■ Listed records
=====
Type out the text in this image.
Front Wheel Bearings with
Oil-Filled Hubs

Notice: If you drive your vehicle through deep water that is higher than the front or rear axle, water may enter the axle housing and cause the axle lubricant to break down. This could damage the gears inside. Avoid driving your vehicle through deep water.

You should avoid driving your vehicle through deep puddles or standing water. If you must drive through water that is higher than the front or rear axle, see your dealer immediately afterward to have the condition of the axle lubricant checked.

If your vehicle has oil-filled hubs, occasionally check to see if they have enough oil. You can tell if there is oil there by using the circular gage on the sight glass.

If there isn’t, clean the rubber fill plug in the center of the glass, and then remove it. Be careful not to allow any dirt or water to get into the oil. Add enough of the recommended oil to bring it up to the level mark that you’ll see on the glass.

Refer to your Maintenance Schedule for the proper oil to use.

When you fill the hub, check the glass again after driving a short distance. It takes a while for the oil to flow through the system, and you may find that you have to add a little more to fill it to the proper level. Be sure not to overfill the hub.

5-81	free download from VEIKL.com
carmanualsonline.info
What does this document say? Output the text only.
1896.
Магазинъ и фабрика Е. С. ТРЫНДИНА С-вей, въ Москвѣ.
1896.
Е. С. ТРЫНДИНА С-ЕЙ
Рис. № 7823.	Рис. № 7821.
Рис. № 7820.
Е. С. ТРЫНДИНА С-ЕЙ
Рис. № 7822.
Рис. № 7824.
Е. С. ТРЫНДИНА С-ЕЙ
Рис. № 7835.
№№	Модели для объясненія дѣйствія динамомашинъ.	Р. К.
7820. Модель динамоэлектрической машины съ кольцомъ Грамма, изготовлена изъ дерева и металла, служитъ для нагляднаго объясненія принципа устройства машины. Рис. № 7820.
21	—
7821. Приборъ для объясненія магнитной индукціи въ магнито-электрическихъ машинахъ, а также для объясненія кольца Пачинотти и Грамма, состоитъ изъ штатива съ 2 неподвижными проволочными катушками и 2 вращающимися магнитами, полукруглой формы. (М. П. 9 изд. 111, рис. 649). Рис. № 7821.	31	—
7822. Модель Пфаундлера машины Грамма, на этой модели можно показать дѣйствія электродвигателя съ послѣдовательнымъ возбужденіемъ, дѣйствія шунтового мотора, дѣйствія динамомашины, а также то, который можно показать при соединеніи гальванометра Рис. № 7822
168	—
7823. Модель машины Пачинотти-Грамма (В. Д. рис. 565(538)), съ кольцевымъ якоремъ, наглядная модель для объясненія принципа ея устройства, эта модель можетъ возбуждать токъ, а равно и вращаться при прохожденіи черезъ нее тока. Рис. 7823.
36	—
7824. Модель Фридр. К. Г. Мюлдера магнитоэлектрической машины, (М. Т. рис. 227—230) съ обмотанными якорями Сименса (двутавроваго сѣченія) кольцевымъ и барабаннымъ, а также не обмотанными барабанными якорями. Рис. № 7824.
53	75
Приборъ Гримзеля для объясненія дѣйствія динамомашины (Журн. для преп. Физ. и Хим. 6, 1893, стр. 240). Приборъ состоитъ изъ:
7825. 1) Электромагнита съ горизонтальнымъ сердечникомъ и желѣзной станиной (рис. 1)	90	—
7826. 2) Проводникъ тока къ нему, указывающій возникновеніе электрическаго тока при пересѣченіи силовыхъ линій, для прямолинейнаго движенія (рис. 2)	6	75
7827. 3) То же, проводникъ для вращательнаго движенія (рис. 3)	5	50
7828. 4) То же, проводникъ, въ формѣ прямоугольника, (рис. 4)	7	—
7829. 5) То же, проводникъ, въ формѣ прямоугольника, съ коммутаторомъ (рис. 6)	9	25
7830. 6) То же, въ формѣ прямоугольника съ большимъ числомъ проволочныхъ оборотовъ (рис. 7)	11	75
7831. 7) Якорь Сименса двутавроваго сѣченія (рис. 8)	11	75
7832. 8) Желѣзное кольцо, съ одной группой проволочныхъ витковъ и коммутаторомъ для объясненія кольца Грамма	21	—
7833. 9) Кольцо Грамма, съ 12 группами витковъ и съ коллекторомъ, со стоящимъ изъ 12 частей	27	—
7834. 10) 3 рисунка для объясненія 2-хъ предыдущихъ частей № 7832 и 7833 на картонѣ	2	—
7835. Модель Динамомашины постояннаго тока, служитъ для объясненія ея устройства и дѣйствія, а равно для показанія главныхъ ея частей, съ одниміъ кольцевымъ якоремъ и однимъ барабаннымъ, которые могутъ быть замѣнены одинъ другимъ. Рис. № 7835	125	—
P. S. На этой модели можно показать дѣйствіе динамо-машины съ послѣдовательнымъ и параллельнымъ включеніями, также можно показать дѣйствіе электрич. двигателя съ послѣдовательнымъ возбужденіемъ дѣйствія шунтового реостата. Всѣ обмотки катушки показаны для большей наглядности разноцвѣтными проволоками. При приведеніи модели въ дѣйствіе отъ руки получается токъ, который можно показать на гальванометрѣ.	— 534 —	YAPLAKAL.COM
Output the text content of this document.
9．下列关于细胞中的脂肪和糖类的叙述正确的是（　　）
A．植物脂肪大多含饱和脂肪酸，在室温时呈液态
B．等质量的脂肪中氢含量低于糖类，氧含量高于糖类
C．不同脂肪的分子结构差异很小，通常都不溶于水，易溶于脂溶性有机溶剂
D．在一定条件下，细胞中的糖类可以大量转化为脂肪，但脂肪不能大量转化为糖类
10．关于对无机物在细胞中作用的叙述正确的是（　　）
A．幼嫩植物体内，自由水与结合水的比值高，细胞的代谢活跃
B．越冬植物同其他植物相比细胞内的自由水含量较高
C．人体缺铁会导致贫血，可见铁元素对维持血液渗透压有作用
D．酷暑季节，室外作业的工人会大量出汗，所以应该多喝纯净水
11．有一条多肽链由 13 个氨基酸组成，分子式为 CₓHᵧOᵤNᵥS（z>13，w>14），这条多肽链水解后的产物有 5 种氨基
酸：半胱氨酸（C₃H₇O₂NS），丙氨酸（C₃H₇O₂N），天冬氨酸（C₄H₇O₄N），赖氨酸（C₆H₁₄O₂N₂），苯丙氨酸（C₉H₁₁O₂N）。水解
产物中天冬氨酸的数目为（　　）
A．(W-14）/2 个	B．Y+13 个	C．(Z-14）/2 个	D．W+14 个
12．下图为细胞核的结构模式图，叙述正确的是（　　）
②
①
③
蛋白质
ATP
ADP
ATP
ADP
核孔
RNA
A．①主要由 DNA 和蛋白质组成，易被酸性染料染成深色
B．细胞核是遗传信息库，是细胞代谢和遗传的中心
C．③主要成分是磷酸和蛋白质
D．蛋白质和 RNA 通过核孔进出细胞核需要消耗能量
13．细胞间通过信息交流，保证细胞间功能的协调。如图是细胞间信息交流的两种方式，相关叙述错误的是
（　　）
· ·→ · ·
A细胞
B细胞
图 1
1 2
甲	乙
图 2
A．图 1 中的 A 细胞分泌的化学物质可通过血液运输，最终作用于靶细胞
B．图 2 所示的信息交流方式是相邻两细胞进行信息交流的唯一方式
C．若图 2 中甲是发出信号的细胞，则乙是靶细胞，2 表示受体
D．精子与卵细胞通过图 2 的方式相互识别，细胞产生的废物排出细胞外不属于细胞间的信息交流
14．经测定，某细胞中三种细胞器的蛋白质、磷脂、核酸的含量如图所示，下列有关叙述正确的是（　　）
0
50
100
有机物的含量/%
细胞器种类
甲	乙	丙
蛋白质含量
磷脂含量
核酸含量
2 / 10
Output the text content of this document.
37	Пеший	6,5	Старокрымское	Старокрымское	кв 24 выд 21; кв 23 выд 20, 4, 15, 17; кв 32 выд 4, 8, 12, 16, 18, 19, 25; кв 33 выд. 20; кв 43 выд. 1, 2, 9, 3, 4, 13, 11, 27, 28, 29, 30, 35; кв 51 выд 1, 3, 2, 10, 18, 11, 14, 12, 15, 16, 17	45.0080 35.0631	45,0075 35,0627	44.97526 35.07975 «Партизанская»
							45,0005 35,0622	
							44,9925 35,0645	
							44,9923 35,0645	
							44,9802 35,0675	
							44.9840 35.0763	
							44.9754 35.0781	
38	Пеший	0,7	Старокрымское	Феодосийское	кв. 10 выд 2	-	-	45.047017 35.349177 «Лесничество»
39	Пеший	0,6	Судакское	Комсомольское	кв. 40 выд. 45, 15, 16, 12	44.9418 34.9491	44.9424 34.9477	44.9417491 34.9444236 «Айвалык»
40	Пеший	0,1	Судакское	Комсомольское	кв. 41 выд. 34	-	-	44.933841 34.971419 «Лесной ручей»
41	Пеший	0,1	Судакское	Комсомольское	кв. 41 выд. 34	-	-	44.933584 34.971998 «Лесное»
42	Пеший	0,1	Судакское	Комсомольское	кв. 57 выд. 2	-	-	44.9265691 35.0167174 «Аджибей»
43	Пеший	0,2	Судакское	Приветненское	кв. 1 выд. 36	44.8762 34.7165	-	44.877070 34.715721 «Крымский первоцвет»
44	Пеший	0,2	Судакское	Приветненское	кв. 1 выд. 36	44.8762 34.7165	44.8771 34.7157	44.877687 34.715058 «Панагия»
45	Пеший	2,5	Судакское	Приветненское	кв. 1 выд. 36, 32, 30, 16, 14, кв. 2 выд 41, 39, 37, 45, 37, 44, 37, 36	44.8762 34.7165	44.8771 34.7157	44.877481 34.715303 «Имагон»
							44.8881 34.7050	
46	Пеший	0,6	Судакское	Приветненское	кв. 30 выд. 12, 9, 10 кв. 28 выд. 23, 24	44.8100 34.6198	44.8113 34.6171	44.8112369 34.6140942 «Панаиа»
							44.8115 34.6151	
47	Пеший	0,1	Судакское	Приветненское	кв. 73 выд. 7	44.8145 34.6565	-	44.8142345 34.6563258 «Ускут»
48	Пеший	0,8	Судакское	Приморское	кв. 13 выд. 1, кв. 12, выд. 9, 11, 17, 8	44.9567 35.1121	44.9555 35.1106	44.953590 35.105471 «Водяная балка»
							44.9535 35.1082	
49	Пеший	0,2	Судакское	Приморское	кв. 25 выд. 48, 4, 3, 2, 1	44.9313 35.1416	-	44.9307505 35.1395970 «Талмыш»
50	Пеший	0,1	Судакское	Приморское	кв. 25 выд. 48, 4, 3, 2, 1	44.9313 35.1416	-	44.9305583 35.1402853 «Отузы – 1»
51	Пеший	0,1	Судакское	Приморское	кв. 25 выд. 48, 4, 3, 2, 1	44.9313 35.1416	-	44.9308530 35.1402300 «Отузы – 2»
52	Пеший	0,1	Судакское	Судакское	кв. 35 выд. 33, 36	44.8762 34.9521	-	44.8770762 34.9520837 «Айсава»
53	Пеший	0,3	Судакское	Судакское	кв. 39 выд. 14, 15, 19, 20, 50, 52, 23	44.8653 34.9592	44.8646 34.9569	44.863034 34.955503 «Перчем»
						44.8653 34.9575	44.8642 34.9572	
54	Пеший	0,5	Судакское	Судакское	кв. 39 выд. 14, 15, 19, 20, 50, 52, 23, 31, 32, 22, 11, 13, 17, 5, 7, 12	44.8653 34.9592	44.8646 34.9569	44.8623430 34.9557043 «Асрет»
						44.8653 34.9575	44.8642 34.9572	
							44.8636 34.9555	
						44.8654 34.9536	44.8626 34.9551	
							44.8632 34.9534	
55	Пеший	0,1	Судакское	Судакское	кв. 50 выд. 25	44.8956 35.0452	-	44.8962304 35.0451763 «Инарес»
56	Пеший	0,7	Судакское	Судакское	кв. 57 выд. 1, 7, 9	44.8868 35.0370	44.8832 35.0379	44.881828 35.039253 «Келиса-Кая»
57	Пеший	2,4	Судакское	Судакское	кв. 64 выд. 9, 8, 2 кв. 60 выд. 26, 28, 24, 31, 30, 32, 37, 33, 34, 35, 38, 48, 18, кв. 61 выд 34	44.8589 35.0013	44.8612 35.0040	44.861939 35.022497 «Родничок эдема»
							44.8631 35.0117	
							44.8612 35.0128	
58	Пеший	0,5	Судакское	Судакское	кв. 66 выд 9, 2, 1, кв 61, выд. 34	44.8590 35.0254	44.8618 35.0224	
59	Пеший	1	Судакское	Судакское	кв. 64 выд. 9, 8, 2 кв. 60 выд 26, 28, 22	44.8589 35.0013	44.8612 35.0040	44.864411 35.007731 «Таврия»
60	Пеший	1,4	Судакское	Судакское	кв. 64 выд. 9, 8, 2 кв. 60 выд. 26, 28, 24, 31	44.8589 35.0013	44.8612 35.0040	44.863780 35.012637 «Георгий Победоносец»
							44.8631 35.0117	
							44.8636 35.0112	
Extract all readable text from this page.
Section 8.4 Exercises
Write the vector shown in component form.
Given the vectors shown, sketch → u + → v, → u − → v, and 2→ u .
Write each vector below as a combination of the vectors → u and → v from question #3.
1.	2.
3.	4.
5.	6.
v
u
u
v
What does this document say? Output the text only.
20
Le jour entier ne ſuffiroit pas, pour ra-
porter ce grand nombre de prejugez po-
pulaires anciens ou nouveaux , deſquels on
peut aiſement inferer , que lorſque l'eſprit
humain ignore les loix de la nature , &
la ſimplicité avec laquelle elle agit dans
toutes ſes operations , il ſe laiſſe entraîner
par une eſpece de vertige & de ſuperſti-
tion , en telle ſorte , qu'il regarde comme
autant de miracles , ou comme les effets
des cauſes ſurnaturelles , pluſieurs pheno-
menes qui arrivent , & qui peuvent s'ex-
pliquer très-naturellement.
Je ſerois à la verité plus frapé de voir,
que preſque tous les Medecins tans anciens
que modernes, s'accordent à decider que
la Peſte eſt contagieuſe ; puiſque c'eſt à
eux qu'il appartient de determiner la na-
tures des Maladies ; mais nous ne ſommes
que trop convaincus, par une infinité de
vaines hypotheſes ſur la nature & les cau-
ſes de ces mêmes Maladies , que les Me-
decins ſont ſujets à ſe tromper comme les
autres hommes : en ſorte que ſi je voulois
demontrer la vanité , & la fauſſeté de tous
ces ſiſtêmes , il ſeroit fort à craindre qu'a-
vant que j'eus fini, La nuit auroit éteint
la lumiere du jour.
=====
■ What you need to do
Go through the preceding material and copy each line that has the word "Отузы".

■ Task solution
50	Пеший	0,1	Судакское	Приморское	кв. 25 выд. 48, 4, 3, 2, 1	44.9313 35.1416	-	44.9305583 35.1402853 «Отузы – 1»
51	Пеший	0,1	Судакское	Приморское	кв. 25 выд. 48, 4, 3, 2, 1	44.9313 35.1416	-	44.9308530 35.1402300 «Отузы – 2»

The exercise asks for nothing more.